→ SET EXERCISE:
Extract the complete listing and repeat it word for word.

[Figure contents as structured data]
○ ○ ○ ○ ○
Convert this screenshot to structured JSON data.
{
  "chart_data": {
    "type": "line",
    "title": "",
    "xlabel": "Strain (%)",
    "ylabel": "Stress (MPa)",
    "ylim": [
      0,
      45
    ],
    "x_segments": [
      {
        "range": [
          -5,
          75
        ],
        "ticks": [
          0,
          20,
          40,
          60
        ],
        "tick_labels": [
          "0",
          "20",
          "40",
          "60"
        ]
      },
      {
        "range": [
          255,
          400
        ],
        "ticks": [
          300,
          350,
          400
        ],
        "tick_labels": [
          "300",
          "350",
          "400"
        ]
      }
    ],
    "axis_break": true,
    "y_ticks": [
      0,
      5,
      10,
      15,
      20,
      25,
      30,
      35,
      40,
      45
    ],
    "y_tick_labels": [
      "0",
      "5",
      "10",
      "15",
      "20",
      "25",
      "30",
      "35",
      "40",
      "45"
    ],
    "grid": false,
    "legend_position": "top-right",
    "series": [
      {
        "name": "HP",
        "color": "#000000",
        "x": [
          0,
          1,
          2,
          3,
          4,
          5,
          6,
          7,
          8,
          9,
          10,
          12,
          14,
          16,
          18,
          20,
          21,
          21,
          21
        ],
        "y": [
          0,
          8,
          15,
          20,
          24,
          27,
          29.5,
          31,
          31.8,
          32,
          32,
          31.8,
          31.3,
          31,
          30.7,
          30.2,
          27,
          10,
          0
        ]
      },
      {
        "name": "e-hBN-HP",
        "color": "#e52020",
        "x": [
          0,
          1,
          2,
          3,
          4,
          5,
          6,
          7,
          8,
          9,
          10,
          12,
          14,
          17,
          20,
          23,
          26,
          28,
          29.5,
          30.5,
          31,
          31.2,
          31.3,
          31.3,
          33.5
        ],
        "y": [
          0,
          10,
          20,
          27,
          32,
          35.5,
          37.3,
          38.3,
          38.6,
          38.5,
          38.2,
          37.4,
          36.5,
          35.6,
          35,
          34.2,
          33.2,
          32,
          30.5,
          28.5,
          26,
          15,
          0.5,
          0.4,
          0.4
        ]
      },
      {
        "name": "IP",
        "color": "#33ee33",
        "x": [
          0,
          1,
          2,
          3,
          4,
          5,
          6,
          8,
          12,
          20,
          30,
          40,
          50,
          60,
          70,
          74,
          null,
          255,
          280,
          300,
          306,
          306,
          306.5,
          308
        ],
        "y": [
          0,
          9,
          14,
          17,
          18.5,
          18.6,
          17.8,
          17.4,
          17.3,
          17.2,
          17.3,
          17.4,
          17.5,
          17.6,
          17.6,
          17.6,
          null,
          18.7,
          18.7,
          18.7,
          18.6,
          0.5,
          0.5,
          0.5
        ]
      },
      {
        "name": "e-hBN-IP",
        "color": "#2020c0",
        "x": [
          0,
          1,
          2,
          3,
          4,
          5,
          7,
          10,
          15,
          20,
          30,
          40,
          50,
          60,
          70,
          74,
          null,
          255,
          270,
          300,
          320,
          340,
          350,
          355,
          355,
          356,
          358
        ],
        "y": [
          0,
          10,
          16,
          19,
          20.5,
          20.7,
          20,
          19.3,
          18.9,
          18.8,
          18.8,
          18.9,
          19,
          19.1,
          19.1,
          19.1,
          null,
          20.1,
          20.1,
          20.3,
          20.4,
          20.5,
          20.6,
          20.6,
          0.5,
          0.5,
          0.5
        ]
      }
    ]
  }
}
○ ○ ○ ○ ○
→ THE COMPLETED TASK:
Convert this screenshot to structured JSON data.
{
  "chart_data": {
    "type": "line",
    "title": "",
    "xlabel": "Strain (%)",
    "ylabel": "Stress (MPa)",
    "ylim": [
      0,
      45
    ],
    "x_segments": [
      {
        "range": [
          -5,
          75
        ],
        "ticks": [
          0,
          20,
          40,
          60
        ],
        "tick_labels": [
          "0",
          "20",
          "40",
          "60"
        ]
      },
      {
        "range": [
          255,
          400
        ],
        "ticks": [
          300,
          350,
          400
        ],
        "tick_labels": [
          "300",
          "350",
          "400"
        ]
      }
    ],
    "axis_break": true,
    "y_ticks": [
      0,
      5,
      10,
      15,
      20,
      25,
      30,
      35,
      40,
      45
    ],
    "y_tick_labels": [
      "0",
      "5",
      "10",
      "15",
      "20",
      "25",
      "30",
      "35",
      "40",
      "45"
    ],
    "grid": false,
    "legend_position": "top-right",
    "series": [
      {
        "name": "HP",
        "color": "#000000",
        "x": [
          0,
          1,
          2,
          3,
          4,
          5,
          6,
          7,
          8,
          9,
          10,
          12,
          14,
          16,
          18,
          20,
          21,
          21,
          21
        ],
        "y": [
          0,
          8,
          15,
          20,
          24,
          27,
          29.5,
          31,
          31.8,
          32,
          32,
          31.8,
          31.3,
          31,
          30.7,
          30.2,
          27,
          10,
          0
        ]
      },
      {
        "name": "e-hBN-HP",
        "color": "#e52020",
        "x": [
          0,
          1,
          2,
          3,
          4,
          5,
          6,
          7,
          8,
          9,
          10,
          12,
          14,
          17,
          20,
          23,
          26,
          28,
          29.5,
          30.5,
          31,
          31.2,
          31.3,
          31.3,
          33.5
        ],
        "y": [
          0,
          10,
          20,
          27,
          32,
          35.5,
          37.3,
          38.3,
          38.6,
          38.5,
          38.2,
          37.4,
          36.5,
          35.6,
          35,
          34.2,
          33.2,
          32,
          30.5,
          28.5,
          26,
          15,
          0.5,
          0.4,
          0.4
        ]
      },
      {
        "name": "IP",
        "color": "#33ee33",
        "x": [
          0,
          1,
          2,
          3,
          4,
          5,
          6,
          8,
          12,
          20,
          30,
          40,
          50,
          60,
          70,
          74,
          null,
          255,
          280,
          300,
          306,
          306,
          306.5,
          308
        ],
        "y": [
          0,
          9,
          14,
          17,
          18.5,
          18.6,
          17.8,
          17.4,
          17.3,
          17.2,
          17.3,
          17.4,
          17.5,
          17.6,
          17.6,
          17.6,
          null,
          18.7,
          18.7,
          18.7,
          18.6,
          0.5,
          0.5,
          0.5
        ]
      },
      {
        "name": "e-hBN-IP",
        "color": "#2020c0",
        "x": [
          0,
          1,
          2,
          3,
          4,
          5,
          7,
          10,
          15,
          20,
          30,
          40,
          50,
          60,
          70,
          74,
          null,
          255,
          270,
          300,
          320,
          340,
          350,
          355,
          355,
          356,
          358
        ],
        "y": [
          0,
          10,
          16,
          19,
          20.5,
          20.7,
          20,
          19.3,
          18.9,
          18.8,
          18.8,
          18.9,
          19,
          19.1,
          19.1,
          19.1,
          null,
          20.1,
          20.1,
          20.3,
          20.4,
          20.5,
          20.6,
          20.6,
          0.5,
          0.5,
          0.5
        ]
      }
    ]
  }
}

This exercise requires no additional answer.